(Data entries)

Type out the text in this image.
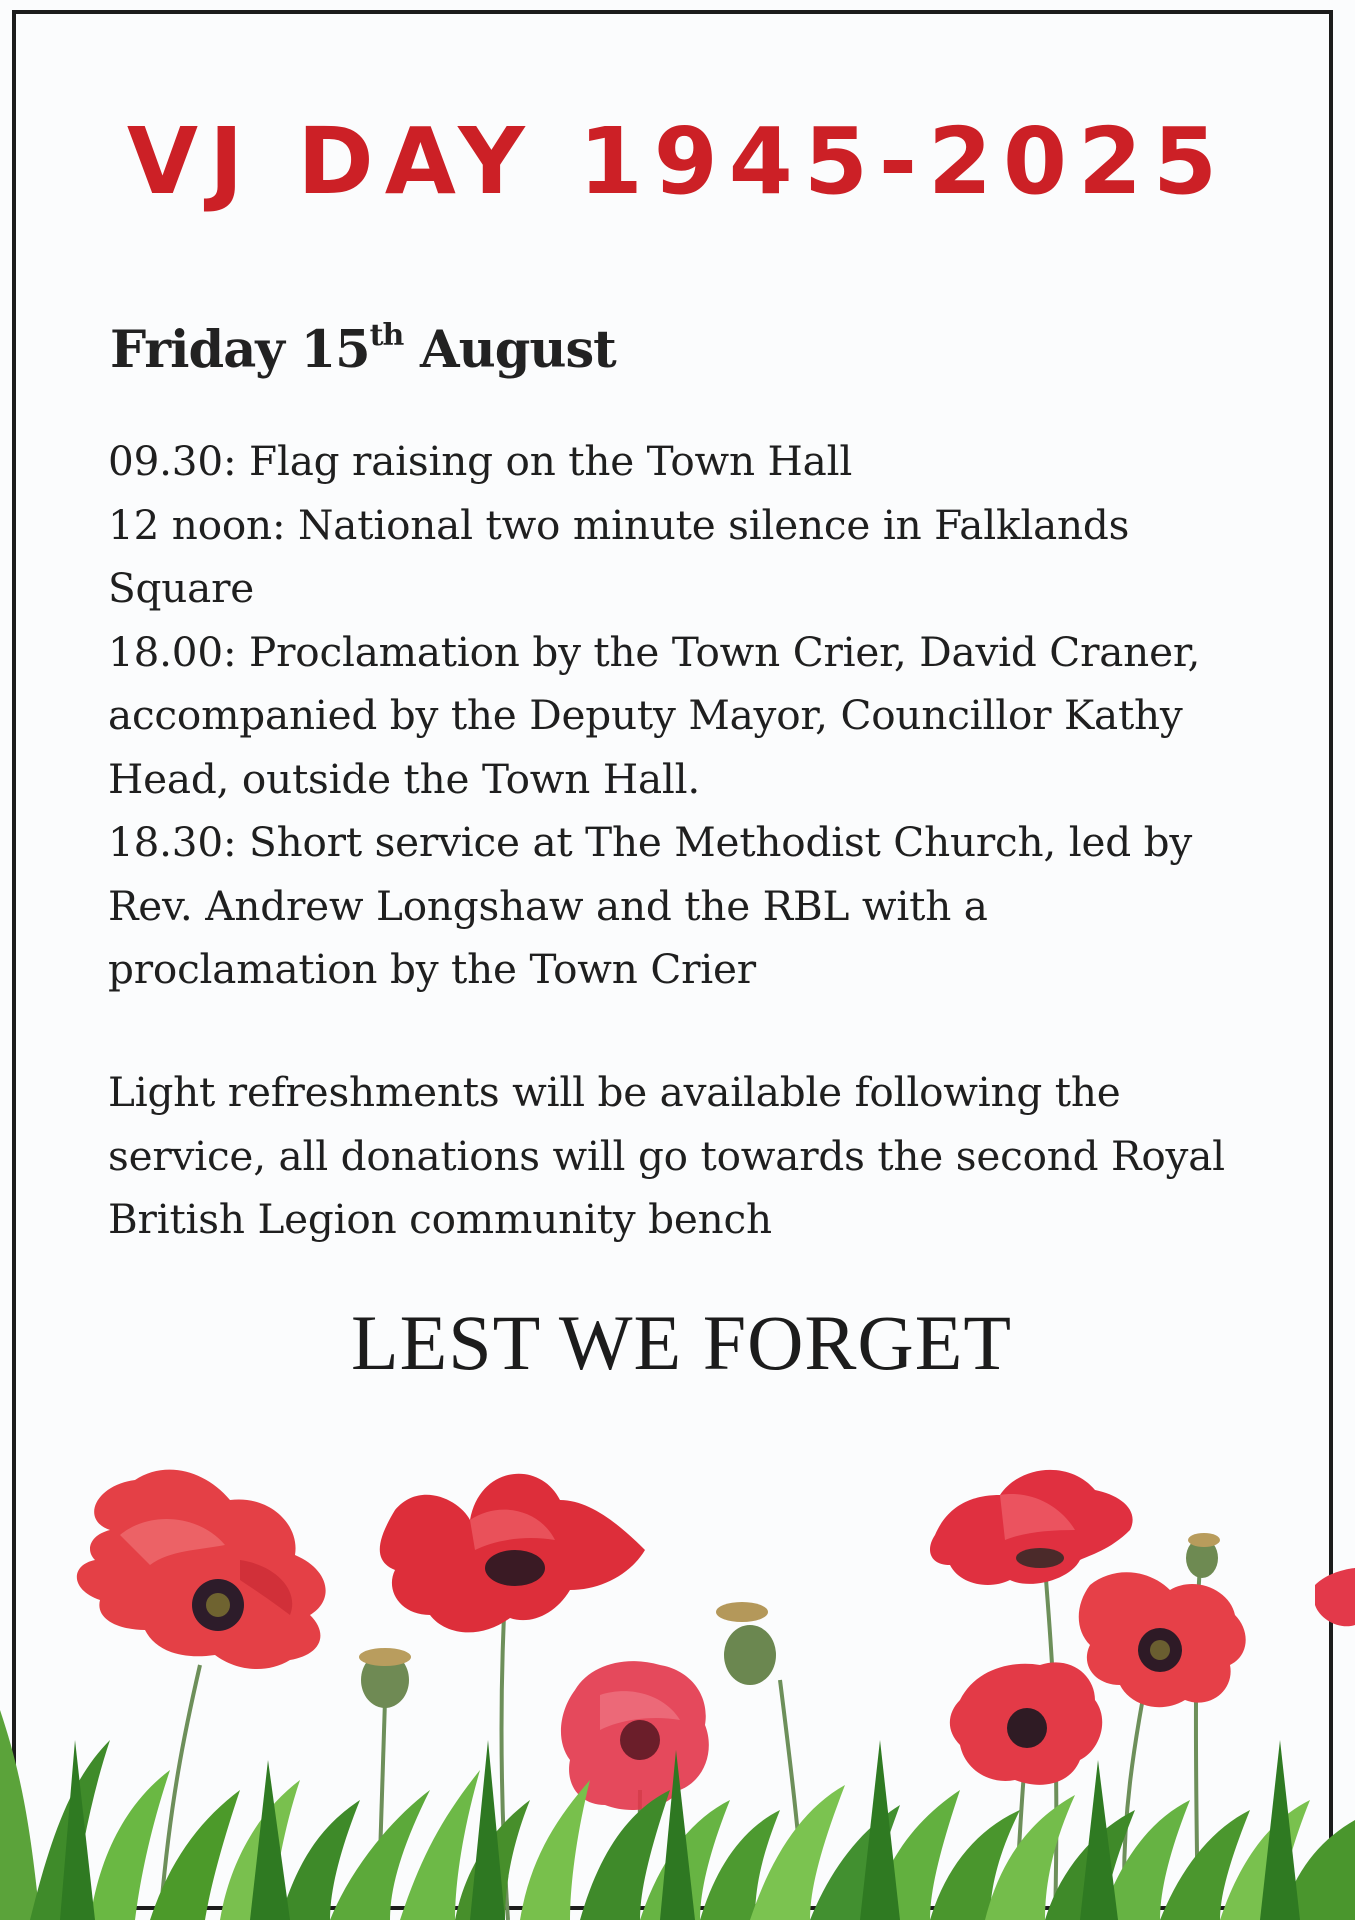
VJ DAY 1945-2025
Friday 15th August

09.30: Flag raising on the Town Hall

12 noon: National two minute silence in Falklands Square

18.00: Proclamation by the Town Crier, David Craner, accompanied by the Deputy Mayor, Councillor Kathy Head, outside the Town Hall.

18.30: Short service at The Methodist Church, led by Rev. Andrew Longshaw and the RBL with a proclamation by the Town Crier

Light refreshments will be available following the service, all donations will go towards the second Royal British Legion community bench
LEST WE FORGET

**To be done**
Copy out each line word for word, please, skipping the images.

**Exercise result**
Type out the text in this image.
VJ DAY 1945-2025
Friday 15th August

09.30: Flag raising on the Town Hall

12 noon: National two minute silence in Falklands Square

18.00: Proclamation by the Town Crier, David Craner, accompanied by the Deputy Mayor, Councillor Kathy Head, outside the Town Hall.

18.30: Short service at The Methodist Church, led by Rev. Andrew Longshaw and the RBL with a proclamation by the Town Crier

Light refreshments will be available following the service, all donations will go towards the second Royal British Legion community bench
LEST WE FORGET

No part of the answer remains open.